-- start of Recorded information --

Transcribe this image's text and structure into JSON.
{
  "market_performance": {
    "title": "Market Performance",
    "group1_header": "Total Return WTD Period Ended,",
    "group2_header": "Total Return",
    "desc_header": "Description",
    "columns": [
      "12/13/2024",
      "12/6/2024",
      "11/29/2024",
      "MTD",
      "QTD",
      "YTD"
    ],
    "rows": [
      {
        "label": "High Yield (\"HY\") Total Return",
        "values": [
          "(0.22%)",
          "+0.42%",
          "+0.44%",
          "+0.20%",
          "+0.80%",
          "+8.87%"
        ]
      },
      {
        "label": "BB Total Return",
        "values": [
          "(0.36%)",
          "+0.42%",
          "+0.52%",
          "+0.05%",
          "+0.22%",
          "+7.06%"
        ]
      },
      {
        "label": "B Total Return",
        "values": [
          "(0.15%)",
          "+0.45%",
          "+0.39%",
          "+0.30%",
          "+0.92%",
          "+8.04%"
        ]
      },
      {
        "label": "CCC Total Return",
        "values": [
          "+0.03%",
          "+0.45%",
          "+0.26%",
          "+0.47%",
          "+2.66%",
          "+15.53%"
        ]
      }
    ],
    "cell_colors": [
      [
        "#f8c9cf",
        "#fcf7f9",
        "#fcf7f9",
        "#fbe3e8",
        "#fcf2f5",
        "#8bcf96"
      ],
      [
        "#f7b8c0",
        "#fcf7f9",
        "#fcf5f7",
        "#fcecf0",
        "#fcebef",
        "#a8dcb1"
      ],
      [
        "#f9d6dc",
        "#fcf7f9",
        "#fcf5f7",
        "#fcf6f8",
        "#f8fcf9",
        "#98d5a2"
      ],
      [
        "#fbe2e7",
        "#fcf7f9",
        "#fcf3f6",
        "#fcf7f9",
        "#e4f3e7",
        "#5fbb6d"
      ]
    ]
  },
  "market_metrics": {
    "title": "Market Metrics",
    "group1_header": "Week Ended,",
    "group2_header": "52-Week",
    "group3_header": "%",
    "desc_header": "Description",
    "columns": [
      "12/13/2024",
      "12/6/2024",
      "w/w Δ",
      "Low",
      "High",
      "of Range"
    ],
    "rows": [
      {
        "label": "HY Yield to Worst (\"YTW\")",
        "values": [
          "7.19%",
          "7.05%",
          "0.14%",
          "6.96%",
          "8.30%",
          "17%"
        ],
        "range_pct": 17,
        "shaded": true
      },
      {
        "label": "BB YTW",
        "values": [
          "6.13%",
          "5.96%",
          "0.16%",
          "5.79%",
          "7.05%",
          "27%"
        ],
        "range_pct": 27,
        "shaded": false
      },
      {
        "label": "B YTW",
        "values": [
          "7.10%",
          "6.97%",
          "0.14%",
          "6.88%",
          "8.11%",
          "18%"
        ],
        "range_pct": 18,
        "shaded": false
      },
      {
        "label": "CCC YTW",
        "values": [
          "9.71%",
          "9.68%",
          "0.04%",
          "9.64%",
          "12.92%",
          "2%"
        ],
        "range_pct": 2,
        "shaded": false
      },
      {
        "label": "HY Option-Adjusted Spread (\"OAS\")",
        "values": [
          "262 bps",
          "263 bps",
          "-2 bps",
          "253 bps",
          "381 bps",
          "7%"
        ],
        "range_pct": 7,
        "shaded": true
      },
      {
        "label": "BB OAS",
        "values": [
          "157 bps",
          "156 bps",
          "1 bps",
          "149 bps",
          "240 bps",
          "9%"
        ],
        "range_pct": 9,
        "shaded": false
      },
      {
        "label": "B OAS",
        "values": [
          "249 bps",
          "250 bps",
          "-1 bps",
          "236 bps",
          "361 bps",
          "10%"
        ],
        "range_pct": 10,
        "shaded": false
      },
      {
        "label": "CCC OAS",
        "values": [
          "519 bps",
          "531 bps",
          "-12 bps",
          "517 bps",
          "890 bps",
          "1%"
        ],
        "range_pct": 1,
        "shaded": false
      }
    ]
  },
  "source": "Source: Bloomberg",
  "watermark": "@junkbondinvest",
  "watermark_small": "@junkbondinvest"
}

-- end of Recorded information --

• [What needs to be done] Return all lines with the word "junkbondinvest" in them.

• [Response to the task]
  "watermark": "@junkbondinvest",
  "watermark_small": "@junkbondinvest"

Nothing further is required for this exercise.